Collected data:
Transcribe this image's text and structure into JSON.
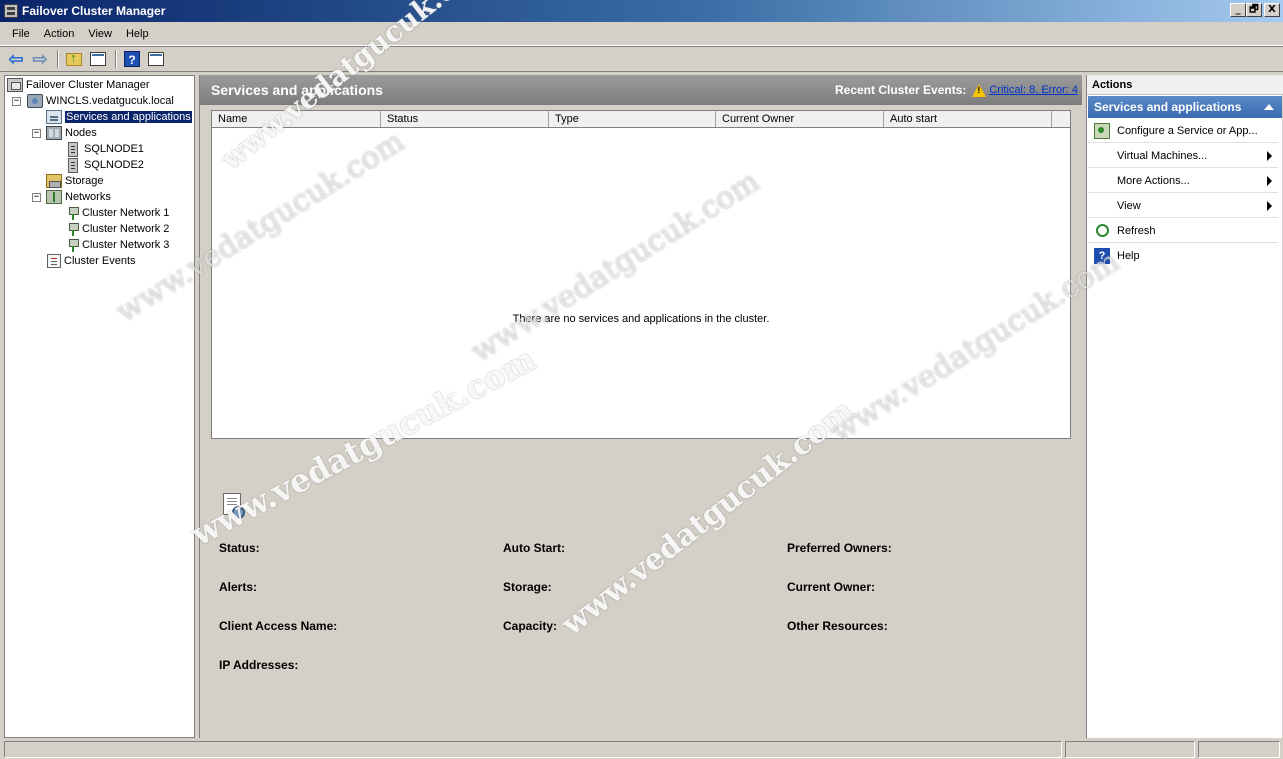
{
  "window": {
    "title": "Failover Cluster Manager",
    "min_label": "_",
    "restore_label": "🗗",
    "close_label": "X"
  },
  "menu": [
    "File",
    "Action",
    "View",
    "Help"
  ],
  "toolbar": {
    "back_icon": "back-arrow-icon",
    "forward_icon": "forward-arrow-icon",
    "up_icon": "up-folder-icon",
    "console_icon": "console-tree-icon",
    "help_icon": "help-icon",
    "help_label": "?",
    "pane_icon": "action-pane-icon"
  },
  "tree": {
    "root": "Failover Cluster Manager",
    "cluster": "WINCLS.vedatgucuk.local",
    "services": "Services and applications",
    "nodes": "Nodes",
    "node1": "SQLNODE1",
    "node2": "SQLNODE2",
    "storage": "Storage",
    "networks": "Networks",
    "network1": "Cluster Network 1",
    "network2": "Cluster Network 2",
    "network3": "Cluster Network 3",
    "events": "Cluster Events",
    "expanded_glyph": "−"
  },
  "center": {
    "title": "Services and applications",
    "recent_label": "Recent Cluster Events:",
    "recent_link": "Critical: 8, Error: 4",
    "columns": [
      "Name",
      "Status",
      "Type",
      "Current Owner",
      "Auto start"
    ],
    "empty_message": "There are no services and applications in the cluster.",
    "details": {
      "status": "Status:",
      "auto_start": "Auto Start:",
      "preferred_owners": "Preferred Owners:",
      "alerts": "Alerts:",
      "storage": "Storage:",
      "current_owner": "Current Owner:",
      "client_access_name": "Client Access Name:",
      "capacity": "Capacity:",
      "other_resources": "Other Resources:",
      "ip_addresses": "IP Addresses:"
    }
  },
  "actions": {
    "title": "Actions",
    "section": "Services and applications",
    "items": [
      "Configure a Service or App...",
      "Virtual Machines...",
      "More Actions...",
      "View",
      "Refresh",
      "Help"
    ],
    "help_glyph": "?"
  },
  "watermark": "www.vedatgucuk.com"
}
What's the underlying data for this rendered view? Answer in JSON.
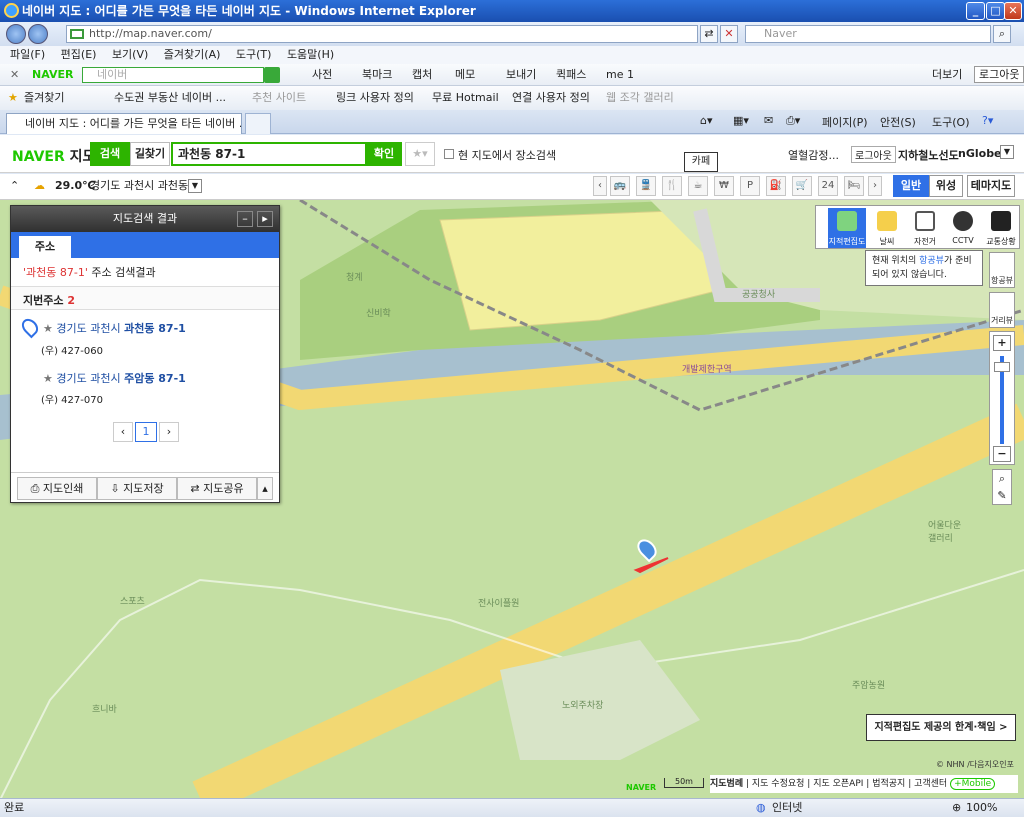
{
  "window": {
    "title": "네이버 지도 : 어디를 가든 무엇을 타든 네이버 지도 - Windows Internet Explorer"
  },
  "browser": {
    "url": "http://map.naver.com/",
    "search_placeholder": "Naver",
    "menu": [
      "파일(F)",
      "편집(E)",
      "보기(V)",
      "즐겨찾기(A)",
      "도구(T)",
      "도움말(H)"
    ],
    "naver_toolbar": {
      "brand": "NAVER",
      "search_placeholder": "네이버",
      "items": [
        "사전",
        "북마크",
        "캡처",
        "메모",
        "보내기",
        "퀵패스",
        "me 1"
      ],
      "right": [
        "더보기",
        "로그아웃"
      ]
    },
    "favorites": {
      "label": "즐겨찾기",
      "items": [
        "수도권 부동산 네이버 ...",
        "추천 사이트",
        "링크 사용자 정의",
        "무료 Hotmail",
        "연결 사용자 정의",
        "웹 조각 갤러리"
      ]
    },
    "tab": {
      "label": "네이버 지도 : 어디를 가든 무엇을 타든 네이버 ..."
    },
    "command_bar": [
      "페이지(P)",
      "안전(S)",
      "도구(O)"
    ]
  },
  "map_header": {
    "brand_naver": "NAVER",
    "brand_map": "지도",
    "search_tab": "검색",
    "route_tab": "길찾기",
    "query": "과천동 87-1",
    "confirm": "확인",
    "in_map_search": "현 지도에서 장소검색",
    "recent": "열혈감정...",
    "logout": "로그아웃",
    "subway": "지하철노선도",
    "nglobe": "nGlobe"
  },
  "weather": {
    "temp": "29.0℃",
    "location": "경기도 과천시 과천동"
  },
  "categories": {
    "tooltip": "카페",
    "items": [
      "bus-icon",
      "train-icon",
      "restaurant-icon",
      "cafe-icon",
      "bank-icon",
      "parking-icon",
      "gas-icon",
      "shopping-icon",
      "24h-icon",
      "hotel-icon"
    ]
  },
  "map_types": [
    "일반",
    "위성",
    "테마지도"
  ],
  "map_tools": {
    "items": [
      "지적편집도",
      "날씨",
      "자전거",
      "CCTV",
      "교통상황"
    ],
    "tooltip_pre": "현재 위치의 ",
    "tooltip_link": "항공뷰",
    "tooltip_post": "가 준비되어 있지 않습니다.",
    "aerial": "항공뷰",
    "street": "거리뷰"
  },
  "results": {
    "title": "지도검색 결과",
    "tab": "주소",
    "summary_query": "'과천동 87-1'",
    "summary_text": " 주소 검색결과",
    "section": "지번주소",
    "count": "2",
    "items": [
      {
        "prefix": "경기도 과천시 ",
        "name": "과천동 87-1",
        "zip": "(우) 427-060"
      },
      {
        "prefix": "경기도 과천시 ",
        "name": "주암동 87-1",
        "zip": "(우) 427-070"
      }
    ],
    "page": "1",
    "actions": [
      "지도인쇄",
      "지도저장",
      "지도공유"
    ]
  },
  "map_labels": [
    "공공청사",
    "개발제한구역",
    "어울다운 갤러리",
    "노외주차장",
    "주암농원",
    "청계",
    "스포츠",
    "흐니바",
    "신비학",
    "전사이플원"
  ],
  "notice": "지적편집도 제공의 한계·책임 >",
  "footer": {
    "scale": "50m",
    "links": [
      "지도범례",
      "지도 수정요청",
      "지도 오픈API",
      "법적공지",
      "고객센터"
    ],
    "mobile": "+Mobile",
    "copyright": "© NHN /다음지오인포"
  },
  "status": {
    "left": "완료",
    "zone": "인터넷",
    "zoom": "100%"
  }
}
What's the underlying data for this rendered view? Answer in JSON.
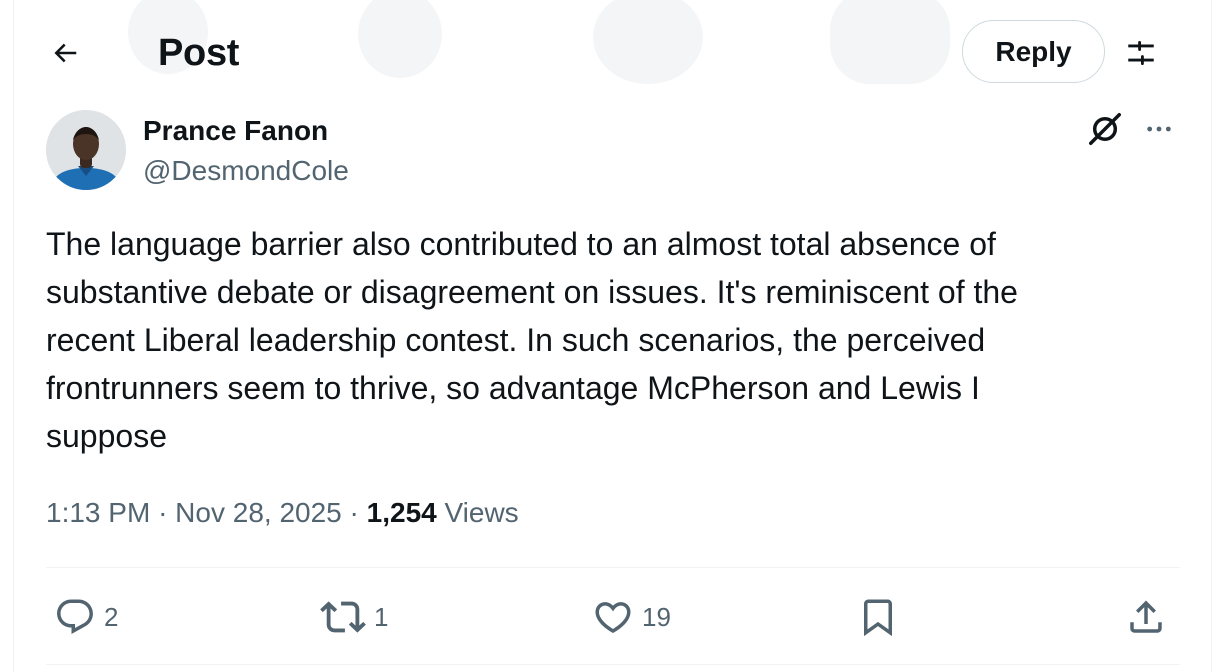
{
  "header": {
    "title": "Post",
    "reply_label": "Reply"
  },
  "author": {
    "display_name": "Prance Fanon",
    "handle": "@DesmondCole"
  },
  "post": {
    "lines": [
      "The language barrier also contributed to an almost total absence of",
      "substantive debate or disagreement on issues. It's reminiscent of the",
      "recent Liberal leadership contest. In such scenarios, the perceived",
      "frontrunners seem to thrive, so advantage McPherson and Lewis I",
      "suppose"
    ],
    "time": "1:13 PM",
    "date": "Nov 28, 2025",
    "views_count": "1,254",
    "views_label": "Views"
  },
  "actions": {
    "replies": "2",
    "reposts": "1",
    "likes": "19"
  },
  "icons": {
    "back": "arrow-left-icon",
    "filter": "sliders-icon",
    "grok": "grok-icon",
    "more": "more-dots-icon",
    "reply": "comment-icon",
    "repost": "repost-icon",
    "like": "heart-icon",
    "bookmark": "bookmark-icon",
    "share": "share-icon"
  },
  "colors": {
    "text_primary": "#0f1419",
    "text_secondary": "#536471",
    "border": "#cfd9de"
  }
}
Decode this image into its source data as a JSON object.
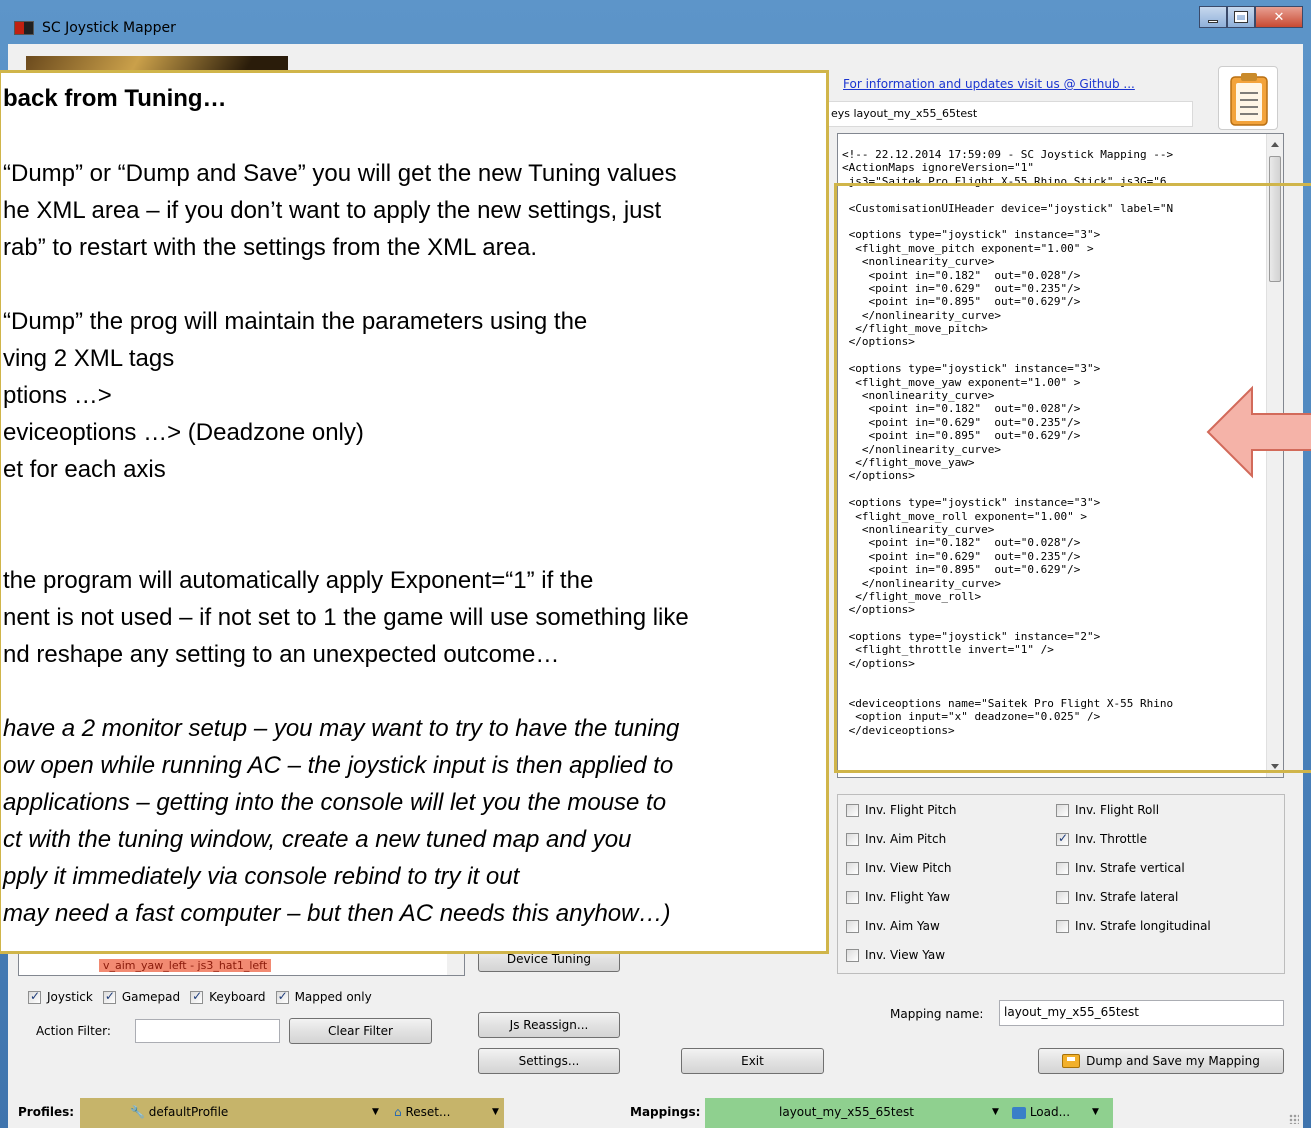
{
  "window": {
    "title": "SC Joystick Mapper",
    "buttons": {
      "minimize": "minimize",
      "maximize": "maximize",
      "close": "close"
    }
  },
  "header": {
    "github_link": "For information and updates visit us @ Github ...",
    "path_field_value": "eys layout_my_x55_65test"
  },
  "xml": {
    "lines": [
      "<!-- 22.12.2014 17:59:09 - SC Joystick Mapping -->",
      "<ActionMaps ignoreVersion=\"1\"",
      " js3=\"Saitek Pro Flight X-55 Rhino Stick\" js3G=\"6",
      "",
      " <CustomisationUIHeader device=\"joystick\" label=\"N",
      "",
      " <options type=\"joystick\" instance=\"3\">",
      "  <flight_move_pitch exponent=\"1.00\" >",
      "   <nonlinearity_curve>",
      "    <point in=\"0.182\"  out=\"0.028\"/>",
      "    <point in=\"0.629\"  out=\"0.235\"/>",
      "    <point in=\"0.895\"  out=\"0.629\"/>",
      "   </nonlinearity_curve>",
      "  </flight_move_pitch>",
      " </options>",
      "",
      " <options type=\"joystick\" instance=\"3\">",
      "  <flight_move_yaw exponent=\"1.00\" >",
      "   <nonlinearity_curve>",
      "    <point in=\"0.182\"  out=\"0.028\"/>",
      "    <point in=\"0.629\"  out=\"0.235\"/>",
      "    <point in=\"0.895\"  out=\"0.629\"/>",
      "   </nonlinearity_curve>",
      "  </flight_move_yaw>",
      " </options>",
      "",
      " <options type=\"joystick\" instance=\"3\">",
      "  <flight_move_roll exponent=\"1.00\" >",
      "   <nonlinearity_curve>",
      "    <point in=\"0.182\"  out=\"0.028\"/>",
      "    <point in=\"0.629\"  out=\"0.235\"/>",
      "    <point in=\"0.895\"  out=\"0.629\"/>",
      "   </nonlinearity_curve>",
      "  </flight_move_roll>",
      " </options>",
      "",
      " <options type=\"joystick\" instance=\"2\">",
      "  <flight_throttle invert=\"1\" />",
      " </options>",
      "",
      "",
      " <deviceoptions name=\"Saitek Pro Flight X-55 Rhino",
      "  <option input=\"x\" deadzone=\"0.025\" />",
      " </deviceoptions>"
    ]
  },
  "invert": {
    "left": [
      {
        "label": "Inv. Flight Pitch",
        "checked": false
      },
      {
        "label": "Inv. Aim Pitch",
        "checked": false
      },
      {
        "label": "Inv. View Pitch",
        "checked": false
      },
      {
        "label": "Inv. Flight Yaw",
        "checked": false
      },
      {
        "label": "Inv. Aim Yaw",
        "checked": false
      },
      {
        "label": "Inv. View Yaw",
        "checked": false
      }
    ],
    "right": [
      {
        "label": "Inv. Flight Roll",
        "checked": false
      },
      {
        "label": "Inv. Throttle",
        "checked": true
      },
      {
        "label": "Inv. Strafe vertical",
        "checked": false
      },
      {
        "label": "Inv. Strafe lateral",
        "checked": false
      },
      {
        "label": "Inv. Strafe longitudinal",
        "checked": false
      }
    ]
  },
  "tree": {
    "selected_row": "v_aim_yaw_left - js3_hat1_left"
  },
  "filters": {
    "checks": [
      {
        "label": "Joystick",
        "checked": true
      },
      {
        "label": "Gamepad",
        "checked": true
      },
      {
        "label": "Keyboard",
        "checked": true
      },
      {
        "label": "Mapped only",
        "checked": true
      }
    ],
    "action_filter_label": "Action Filter:",
    "action_filter_value": "",
    "clear_filter": "Clear Filter"
  },
  "buttons": {
    "device_tuning": "Device Tuning",
    "js_reassign": "Js Reassign...",
    "settings": "Settings...",
    "exit": "Exit",
    "dump_save": "Dump and Save my Mapping"
  },
  "mapping": {
    "name_label": "Mapping name:",
    "name_value": "layout_my_x55_65test"
  },
  "status": {
    "profiles_label": "Profiles:",
    "profile_value": "defaultProfile",
    "reset": "Reset...",
    "mappings_label": "Mappings:",
    "mapping_value": "layout_my_x55_65test",
    "load": "Load..."
  },
  "overlay": {
    "lines": [
      {
        "text": "back from Tuning…",
        "style": "title"
      },
      {
        "text": "“Dump” or “Dump and Save” you will get the new Tuning values",
        "style": "normal"
      },
      {
        "text": "he XML area – if you don’t want to apply the new settings, just",
        "style": "normal"
      },
      {
        "text": "rab” to restart with the settings from the XML area.",
        "style": "normal"
      },
      {
        "text": "",
        "style": "normal"
      },
      {
        "text": "“Dump” the prog will maintain the parameters using the",
        "style": "normal"
      },
      {
        "text": "ving 2 XML tags",
        "style": "normal"
      },
      {
        "text": "ptions …>",
        "style": "normal"
      },
      {
        "text": "eviceoptions …>  (Deadzone only)",
        "style": "normal"
      },
      {
        "text": "et for each axis",
        "style": "normal"
      },
      {
        "text": "",
        "style": "normal"
      },
      {
        "text": "",
        "style": "normal"
      },
      {
        "text": " the program will automatically apply Exponent=“1”  if the",
        "style": "normal"
      },
      {
        "text": "nent is not used – if not set to 1 the game will use something like",
        "style": "normal"
      },
      {
        "text": "nd reshape any setting to an unexpected outcome…",
        "style": "normal"
      },
      {
        "text": "",
        "style": "normal"
      },
      {
        "text": " have a 2 monitor setup – you may want to try to have the tuning",
        "style": "italic"
      },
      {
        "text": "ow open while running AC – the joystick input is then applied to",
        "style": "italic"
      },
      {
        "text": "applications – getting into the console will let you the mouse to",
        "style": "italic"
      },
      {
        "text": "ct with the tuning window, create a new tuned map and you",
        "style": "italic"
      },
      {
        "text": "pply it immediately via console rebind to try it out",
        "style": "italic"
      },
      {
        "text": "may need a fast computer – but then AC needs this anyhow…)",
        "style": "italic"
      }
    ]
  },
  "colors": {
    "callout_border": "#d0b54a",
    "arrow_fill": "#f5b3a8",
    "profiles_bg": "#c6b46a",
    "mappings_bg": "#8fd08f",
    "link": "#1b35d0"
  }
}
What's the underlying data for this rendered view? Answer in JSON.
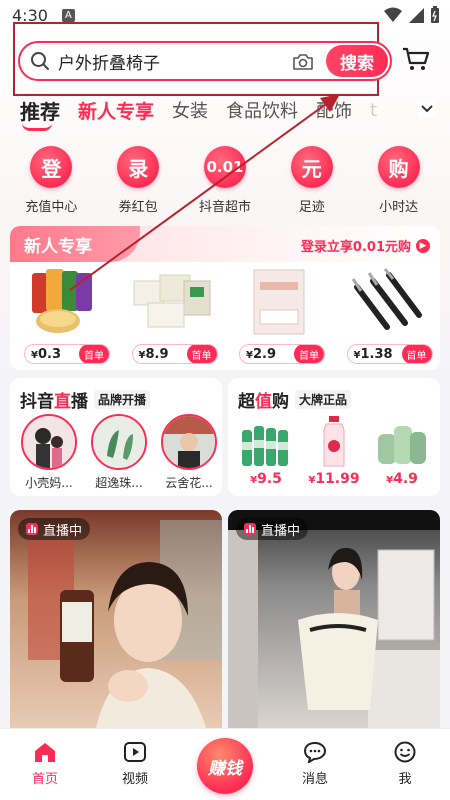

→ **Short task**:
From the entries above, copy every line containing the word "want".

→ **Task answer**:
        "text": "he XML area – if you don’t want to apply the new settings, just",
        "text": " have a 2 monitor setup – you may want to try to have the tuning",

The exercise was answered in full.